* Begin *
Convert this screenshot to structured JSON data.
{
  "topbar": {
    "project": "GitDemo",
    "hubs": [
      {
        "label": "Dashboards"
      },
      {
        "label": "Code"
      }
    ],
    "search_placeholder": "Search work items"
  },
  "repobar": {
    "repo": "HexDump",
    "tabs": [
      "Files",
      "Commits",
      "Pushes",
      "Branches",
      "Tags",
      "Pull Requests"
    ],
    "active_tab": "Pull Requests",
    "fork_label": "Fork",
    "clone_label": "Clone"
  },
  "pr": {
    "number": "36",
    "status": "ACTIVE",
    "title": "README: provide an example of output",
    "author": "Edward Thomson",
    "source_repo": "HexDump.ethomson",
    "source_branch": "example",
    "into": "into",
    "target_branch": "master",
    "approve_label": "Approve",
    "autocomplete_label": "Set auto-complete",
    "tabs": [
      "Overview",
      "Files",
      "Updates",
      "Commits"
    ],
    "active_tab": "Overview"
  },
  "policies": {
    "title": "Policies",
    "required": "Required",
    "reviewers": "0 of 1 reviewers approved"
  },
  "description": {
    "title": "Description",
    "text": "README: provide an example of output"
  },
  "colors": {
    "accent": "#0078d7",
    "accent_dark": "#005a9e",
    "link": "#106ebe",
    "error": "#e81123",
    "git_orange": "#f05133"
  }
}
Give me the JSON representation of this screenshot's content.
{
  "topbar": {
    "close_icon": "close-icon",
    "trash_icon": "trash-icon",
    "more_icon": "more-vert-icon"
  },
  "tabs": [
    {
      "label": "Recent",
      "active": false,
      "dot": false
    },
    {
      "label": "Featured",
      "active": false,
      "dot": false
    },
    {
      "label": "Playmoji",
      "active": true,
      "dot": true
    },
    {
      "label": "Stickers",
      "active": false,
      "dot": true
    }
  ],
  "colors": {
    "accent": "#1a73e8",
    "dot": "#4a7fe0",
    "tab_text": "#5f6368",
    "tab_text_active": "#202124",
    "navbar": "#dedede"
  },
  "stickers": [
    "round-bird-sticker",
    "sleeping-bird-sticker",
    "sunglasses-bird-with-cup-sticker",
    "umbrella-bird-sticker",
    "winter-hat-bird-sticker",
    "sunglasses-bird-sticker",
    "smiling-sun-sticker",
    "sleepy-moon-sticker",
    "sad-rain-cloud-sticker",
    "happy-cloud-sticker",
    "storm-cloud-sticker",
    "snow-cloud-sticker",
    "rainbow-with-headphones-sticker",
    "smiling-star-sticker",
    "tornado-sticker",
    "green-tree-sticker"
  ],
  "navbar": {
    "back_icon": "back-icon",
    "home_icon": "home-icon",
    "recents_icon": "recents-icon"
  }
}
* End *
• _WHAT TO DO_
Repeat all the records. Match each line exactly.

• _REPLY TO THE TASK_
Convert this screenshot to structured JSON data.
{
  "topbar": {
    "project": "GitDemo",
    "hubs": [
      {
        "label": "Dashboards"
      },
      {
        "label": "Code"
      }
    ],
    "search_placeholder": "Search work items"
  },
  "repobar": {
    "repo": "HexDump",
    "tabs": [
      "Files",
      "Commits",
      "Pushes",
      "Branches",
      "Tags",
      "Pull Requests"
    ],
    "active_tab": "Pull Requests",
    "fork_label": "Fork",
    "clone_label": "Clone"
  },
  "pr": {
    "number": "36",
    "status": "ACTIVE",
    "title": "README: provide an example of output",
    "author": "Edward Thomson",
    "source_repo": "HexDump.ethomson",
    "source_branch": "example",
    "into": "into",
    "target_branch": "master",
    "approve_label": "Approve",
    "autocomplete_label": "Set auto-complete",
    "tabs": [
      "Overview",
      "Files",
      "Updates",
      "Commits"
    ],
    "active_tab": "Overview"
  },
  "policies": {
    "title": "Policies",
    "required": "Required",
    "reviewers": "0 of 1 reviewers approved"
  },
  "description": {
    "title": "Description",
    "text": "README: provide an example of output"
  },
  "colors": {
    "accent": "#0078d7",
    "accent_dark": "#005a9e",
    "link": "#106ebe",
    "error": "#e81123",
    "git_orange": "#f05133"
  }
}
Give me the JSON representation of this screenshot's content.
{
  "topbar": {
    "close_icon": "close-icon",
    "trash_icon": "trash-icon",
    "more_icon": "more-vert-icon"
  },
  "tabs": [
    {
      "label": "Recent",
      "active": false,
      "dot": false
    },
    {
      "label": "Featured",
      "active": false,
      "dot": false
    },
    {
      "label": "Playmoji",
      "active": true,
      "dot": true
    },
    {
      "label": "Stickers",
      "active": false,
      "dot": true
    }
  ],
  "colors": {
    "accent": "#1a73e8",
    "dot": "#4a7fe0",
    "tab_text": "#5f6368",
    "tab_text_active": "#202124",
    "navbar": "#dedede"
  },
  "stickers": [
    "round-bird-sticker",
    "sleeping-bird-sticker",
    "sunglasses-bird-with-cup-sticker",
    "umbrella-bird-sticker",
    "winter-hat-bird-sticker",
    "sunglasses-bird-sticker",
    "smiling-sun-sticker",
    "sleepy-moon-sticker",
    "sad-rain-cloud-sticker",
    "happy-cloud-sticker",
    "storm-cloud-sticker",
    "snow-cloud-sticker",
    "rainbow-with-headphones-sticker",
    "smiling-star-sticker",
    "tornado-sticker",
    "green-tree-sticker"
  ],
  "navbar": {
    "back_icon": "back-icon",
    "home_icon": "home-icon",
    "recents_icon": "recents-icon"
  }
}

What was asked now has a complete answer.